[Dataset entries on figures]
######

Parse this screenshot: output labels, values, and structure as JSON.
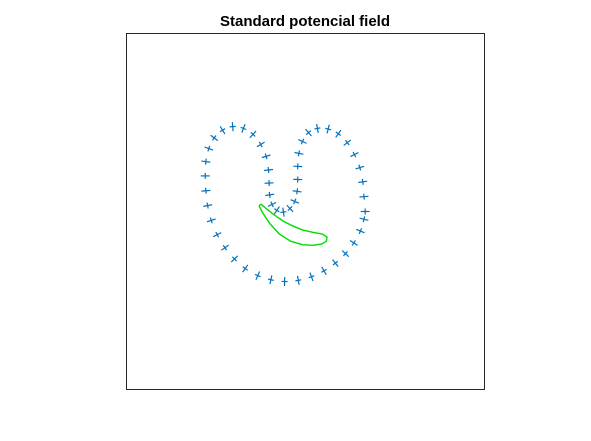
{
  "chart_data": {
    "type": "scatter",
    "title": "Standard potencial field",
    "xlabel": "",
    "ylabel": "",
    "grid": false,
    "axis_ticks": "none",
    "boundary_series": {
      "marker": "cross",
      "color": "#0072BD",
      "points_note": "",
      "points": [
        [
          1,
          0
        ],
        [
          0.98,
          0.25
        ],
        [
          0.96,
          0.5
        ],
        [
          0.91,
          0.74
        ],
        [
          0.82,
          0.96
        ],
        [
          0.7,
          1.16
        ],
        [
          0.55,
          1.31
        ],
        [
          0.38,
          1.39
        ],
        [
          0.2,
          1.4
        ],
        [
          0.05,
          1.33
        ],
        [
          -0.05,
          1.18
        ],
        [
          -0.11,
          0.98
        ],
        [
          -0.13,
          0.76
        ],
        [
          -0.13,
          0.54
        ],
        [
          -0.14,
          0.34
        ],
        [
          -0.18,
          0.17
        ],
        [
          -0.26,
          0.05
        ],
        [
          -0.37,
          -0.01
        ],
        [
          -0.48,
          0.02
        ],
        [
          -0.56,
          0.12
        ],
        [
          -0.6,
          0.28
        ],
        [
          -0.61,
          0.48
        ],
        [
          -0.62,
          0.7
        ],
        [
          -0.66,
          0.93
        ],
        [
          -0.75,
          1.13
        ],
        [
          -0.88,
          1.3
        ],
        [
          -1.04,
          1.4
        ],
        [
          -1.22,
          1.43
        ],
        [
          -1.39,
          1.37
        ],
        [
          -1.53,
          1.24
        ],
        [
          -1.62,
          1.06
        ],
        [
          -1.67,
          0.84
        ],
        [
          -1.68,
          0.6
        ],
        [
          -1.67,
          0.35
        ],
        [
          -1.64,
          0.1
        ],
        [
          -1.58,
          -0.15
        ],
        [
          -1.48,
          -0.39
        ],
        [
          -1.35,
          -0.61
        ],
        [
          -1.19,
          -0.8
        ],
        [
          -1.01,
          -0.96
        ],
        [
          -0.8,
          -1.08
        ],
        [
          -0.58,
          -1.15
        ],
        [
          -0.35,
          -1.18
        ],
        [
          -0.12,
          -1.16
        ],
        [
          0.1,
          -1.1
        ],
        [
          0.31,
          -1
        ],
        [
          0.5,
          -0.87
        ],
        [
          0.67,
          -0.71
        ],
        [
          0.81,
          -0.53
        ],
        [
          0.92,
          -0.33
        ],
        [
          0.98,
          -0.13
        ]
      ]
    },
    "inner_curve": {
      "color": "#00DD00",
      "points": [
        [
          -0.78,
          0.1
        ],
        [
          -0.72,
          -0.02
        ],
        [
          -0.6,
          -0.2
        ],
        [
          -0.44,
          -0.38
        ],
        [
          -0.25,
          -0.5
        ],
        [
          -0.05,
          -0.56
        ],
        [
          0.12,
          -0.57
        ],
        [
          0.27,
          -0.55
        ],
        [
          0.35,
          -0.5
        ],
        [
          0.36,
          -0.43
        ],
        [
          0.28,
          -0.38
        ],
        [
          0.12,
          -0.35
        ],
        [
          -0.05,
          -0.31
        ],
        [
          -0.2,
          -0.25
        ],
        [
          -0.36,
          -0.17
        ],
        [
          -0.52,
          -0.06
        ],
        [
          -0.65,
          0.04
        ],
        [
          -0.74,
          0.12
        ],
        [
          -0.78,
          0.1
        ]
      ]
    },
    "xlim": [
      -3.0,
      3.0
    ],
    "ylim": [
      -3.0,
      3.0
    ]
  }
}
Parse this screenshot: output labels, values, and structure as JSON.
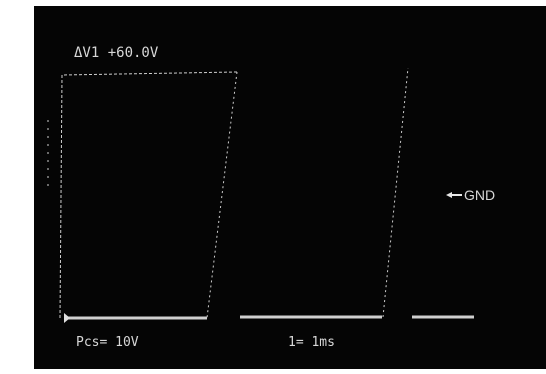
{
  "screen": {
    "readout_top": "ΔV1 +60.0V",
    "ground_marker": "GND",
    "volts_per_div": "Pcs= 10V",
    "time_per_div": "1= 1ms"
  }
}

######

Task prompt: Leave the images out, please, and restate each line word for word.

Exercise response:
Parse this screenshot: output labels, values, and structure as JSON.
{
  "chart_data": {
    "type": "scatter",
    "title": "Standard potencial field",
    "xlabel": "",
    "ylabel": "",
    "grid": false,
    "axis_ticks": "none",
    "boundary_series": {
      "marker": "cross",
      "color": "#0072BD",
      "points_note": "",
      "points": [
        [
          1,
          0
        ],
        [
          0.98,
          0.25
        ],
        [
          0.96,
          0.5
        ],
        [
          0.91,
          0.74
        ],
        [
          0.82,
          0.96
        ],
        [
          0.7,
          1.16
        ],
        [
          0.55,
          1.31
        ],
        [
          0.38,
          1.39
        ],
        [
          0.2,
          1.4
        ],
        [
          0.05,
          1.33
        ],
        [
          -0.05,
          1.18
        ],
        [
          -0.11,
          0.98
        ],
        [
          -0.13,
          0.76
        ],
        [
          -0.13,
          0.54
        ],
        [
          -0.14,
          0.34
        ],
        [
          -0.18,
          0.17
        ],
        [
          -0.26,
          0.05
        ],
        [
          -0.37,
          -0.01
        ],
        [
          -0.48,
          0.02
        ],
        [
          -0.56,
          0.12
        ],
        [
          -0.6,
          0.28
        ],
        [
          -0.61,
          0.48
        ],
        [
          -0.62,
          0.7
        ],
        [
          -0.66,
          0.93
        ],
        [
          -0.75,
          1.13
        ],
        [
          -0.88,
          1.3
        ],
        [
          -1.04,
          1.4
        ],
        [
          -1.22,
          1.43
        ],
        [
          -1.39,
          1.37
        ],
        [
          -1.53,
          1.24
        ],
        [
          -1.62,
          1.06
        ],
        [
          -1.67,
          0.84
        ],
        [
          -1.68,
          0.6
        ],
        [
          -1.67,
          0.35
        ],
        [
          -1.64,
          0.1
        ],
        [
          -1.58,
          -0.15
        ],
        [
          -1.48,
          -0.39
        ],
        [
          -1.35,
          -0.61
        ],
        [
          -1.19,
          -0.8
        ],
        [
          -1.01,
          -0.96
        ],
        [
          -0.8,
          -1.08
        ],
        [
          -0.58,
          -1.15
        ],
        [
          -0.35,
          -1.18
        ],
        [
          -0.12,
          -1.16
        ],
        [
          0.1,
          -1.1
        ],
        [
          0.31,
          -1
        ],
        [
          0.5,
          -0.87
        ],
        [
          0.67,
          -0.71
        ],
        [
          0.81,
          -0.53
        ],
        [
          0.92,
          -0.33
        ],
        [
          0.98,
          -0.13
        ]
      ]
    },
    "inner_curve": {
      "color": "#00DD00",
      "points": [
        [
          -0.78,
          0.1
        ],
        [
          -0.72,
          -0.02
        ],
        [
          -0.6,
          -0.2
        ],
        [
          -0.44,
          -0.38
        ],
        [
          -0.25,
          -0.5
        ],
        [
          -0.05,
          -0.56
        ],
        [
          0.12,
          -0.57
        ],
        [
          0.27,
          -0.55
        ],
        [
          0.35,
          -0.5
        ],
        [
          0.36,
          -0.43
        ],
        [
          0.28,
          -0.38
        ],
        [
          0.12,
          -0.35
        ],
        [
          -0.05,
          -0.31
        ],
        [
          -0.2,
          -0.25
        ],
        [
          -0.36,
          -0.17
        ],
        [
          -0.52,
          -0.06
        ],
        [
          -0.65,
          0.04
        ],
        [
          -0.74,
          0.12
        ],
        [
          -0.78,
          0.1
        ]
      ]
    },
    "xlim": [
      -3.0,
      3.0
    ],
    "ylim": [
      -3.0,
      3.0
    ]
  }
}
Parse this screenshot: output labels, values, and structure as JSON.
{
  "screen": {
    "readout_top": "ΔV1 +60.0V",
    "ground_marker": "GND",
    "volts_per_div": "Pcs= 10V",
    "time_per_div": "1= 1ms"
  }
}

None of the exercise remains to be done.